[Data items]
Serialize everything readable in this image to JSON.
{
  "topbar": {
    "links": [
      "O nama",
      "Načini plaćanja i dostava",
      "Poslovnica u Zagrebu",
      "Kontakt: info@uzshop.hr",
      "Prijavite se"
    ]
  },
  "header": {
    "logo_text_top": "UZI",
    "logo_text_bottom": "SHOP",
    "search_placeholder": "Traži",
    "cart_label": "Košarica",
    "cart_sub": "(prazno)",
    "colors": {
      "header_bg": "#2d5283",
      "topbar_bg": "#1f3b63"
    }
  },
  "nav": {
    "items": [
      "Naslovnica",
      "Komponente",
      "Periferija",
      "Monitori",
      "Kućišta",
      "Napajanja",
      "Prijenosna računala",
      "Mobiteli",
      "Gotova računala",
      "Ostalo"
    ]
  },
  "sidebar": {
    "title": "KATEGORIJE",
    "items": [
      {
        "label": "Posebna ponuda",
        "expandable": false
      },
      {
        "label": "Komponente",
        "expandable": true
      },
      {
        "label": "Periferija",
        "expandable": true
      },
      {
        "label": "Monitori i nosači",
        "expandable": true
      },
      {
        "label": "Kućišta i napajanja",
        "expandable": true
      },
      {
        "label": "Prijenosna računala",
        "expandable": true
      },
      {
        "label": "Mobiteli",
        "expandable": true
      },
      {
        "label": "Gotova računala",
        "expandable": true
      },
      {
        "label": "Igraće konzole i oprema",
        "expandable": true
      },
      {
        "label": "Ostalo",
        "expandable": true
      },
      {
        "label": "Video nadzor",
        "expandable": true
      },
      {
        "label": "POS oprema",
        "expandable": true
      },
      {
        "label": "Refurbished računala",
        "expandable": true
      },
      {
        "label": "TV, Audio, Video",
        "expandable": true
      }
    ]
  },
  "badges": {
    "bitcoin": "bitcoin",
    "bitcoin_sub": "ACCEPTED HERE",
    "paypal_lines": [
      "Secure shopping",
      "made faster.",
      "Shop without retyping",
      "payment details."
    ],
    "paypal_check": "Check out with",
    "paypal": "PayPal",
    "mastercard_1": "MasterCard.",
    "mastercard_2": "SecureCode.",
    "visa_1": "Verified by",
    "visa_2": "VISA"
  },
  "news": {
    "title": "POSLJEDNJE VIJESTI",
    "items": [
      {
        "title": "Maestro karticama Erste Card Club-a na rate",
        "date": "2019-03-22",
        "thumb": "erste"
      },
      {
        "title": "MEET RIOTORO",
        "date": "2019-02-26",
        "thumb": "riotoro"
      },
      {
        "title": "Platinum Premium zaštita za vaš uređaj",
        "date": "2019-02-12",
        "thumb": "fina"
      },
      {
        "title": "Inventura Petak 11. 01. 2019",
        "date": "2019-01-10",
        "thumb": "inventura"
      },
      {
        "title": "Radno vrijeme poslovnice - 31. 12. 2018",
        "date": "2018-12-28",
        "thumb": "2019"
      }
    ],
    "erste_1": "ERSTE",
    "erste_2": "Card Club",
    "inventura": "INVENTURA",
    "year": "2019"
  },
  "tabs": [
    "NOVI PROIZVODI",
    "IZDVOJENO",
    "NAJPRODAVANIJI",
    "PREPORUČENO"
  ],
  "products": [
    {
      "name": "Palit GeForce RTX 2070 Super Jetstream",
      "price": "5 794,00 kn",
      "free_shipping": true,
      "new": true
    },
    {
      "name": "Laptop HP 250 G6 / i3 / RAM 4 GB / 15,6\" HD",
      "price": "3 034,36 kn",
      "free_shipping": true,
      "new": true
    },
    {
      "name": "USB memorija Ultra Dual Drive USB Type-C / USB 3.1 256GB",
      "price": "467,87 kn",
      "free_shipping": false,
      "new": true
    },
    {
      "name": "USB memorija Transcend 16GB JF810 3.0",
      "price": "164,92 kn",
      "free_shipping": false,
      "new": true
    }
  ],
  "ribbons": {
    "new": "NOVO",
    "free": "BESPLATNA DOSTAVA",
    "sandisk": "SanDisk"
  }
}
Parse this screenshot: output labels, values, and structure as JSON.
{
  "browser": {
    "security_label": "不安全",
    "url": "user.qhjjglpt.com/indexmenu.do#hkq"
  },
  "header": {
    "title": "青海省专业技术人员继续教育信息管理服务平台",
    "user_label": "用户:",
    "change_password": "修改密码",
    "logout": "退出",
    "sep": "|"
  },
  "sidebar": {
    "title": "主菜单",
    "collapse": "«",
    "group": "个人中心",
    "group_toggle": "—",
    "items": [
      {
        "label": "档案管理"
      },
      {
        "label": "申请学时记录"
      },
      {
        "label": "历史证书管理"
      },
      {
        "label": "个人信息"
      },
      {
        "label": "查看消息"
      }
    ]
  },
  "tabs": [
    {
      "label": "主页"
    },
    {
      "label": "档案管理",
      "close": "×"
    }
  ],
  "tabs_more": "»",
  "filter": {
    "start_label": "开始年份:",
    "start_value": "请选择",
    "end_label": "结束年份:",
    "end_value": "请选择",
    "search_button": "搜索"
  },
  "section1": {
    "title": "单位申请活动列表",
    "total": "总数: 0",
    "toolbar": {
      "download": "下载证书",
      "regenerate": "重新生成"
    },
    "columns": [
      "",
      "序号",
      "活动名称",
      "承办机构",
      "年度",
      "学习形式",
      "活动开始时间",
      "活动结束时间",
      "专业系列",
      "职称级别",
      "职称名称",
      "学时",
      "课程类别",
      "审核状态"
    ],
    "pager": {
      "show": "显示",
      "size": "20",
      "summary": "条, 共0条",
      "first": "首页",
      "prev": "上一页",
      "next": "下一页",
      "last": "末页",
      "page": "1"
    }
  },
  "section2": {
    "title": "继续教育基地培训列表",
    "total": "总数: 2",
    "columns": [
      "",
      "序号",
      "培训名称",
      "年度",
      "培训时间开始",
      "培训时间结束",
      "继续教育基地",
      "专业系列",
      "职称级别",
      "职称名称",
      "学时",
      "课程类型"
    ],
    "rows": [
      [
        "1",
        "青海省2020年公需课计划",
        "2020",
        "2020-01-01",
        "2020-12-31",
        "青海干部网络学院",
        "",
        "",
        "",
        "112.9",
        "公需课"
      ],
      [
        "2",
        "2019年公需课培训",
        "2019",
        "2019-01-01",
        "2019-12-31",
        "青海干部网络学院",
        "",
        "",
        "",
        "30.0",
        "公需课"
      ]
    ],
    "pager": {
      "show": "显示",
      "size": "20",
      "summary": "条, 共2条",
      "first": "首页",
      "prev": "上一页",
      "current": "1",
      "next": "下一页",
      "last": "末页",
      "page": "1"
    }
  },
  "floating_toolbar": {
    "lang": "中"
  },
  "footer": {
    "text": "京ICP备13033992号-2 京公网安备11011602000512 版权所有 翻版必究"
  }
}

# [Task instructions]
Go through the records and copy each line with "thumb" in it.

# [Task solution]
        "thumb": "erste"
        "thumb": "riotoro"
        "thumb": "fina"
        "thumb": "inventura"
        "thumb": "2019"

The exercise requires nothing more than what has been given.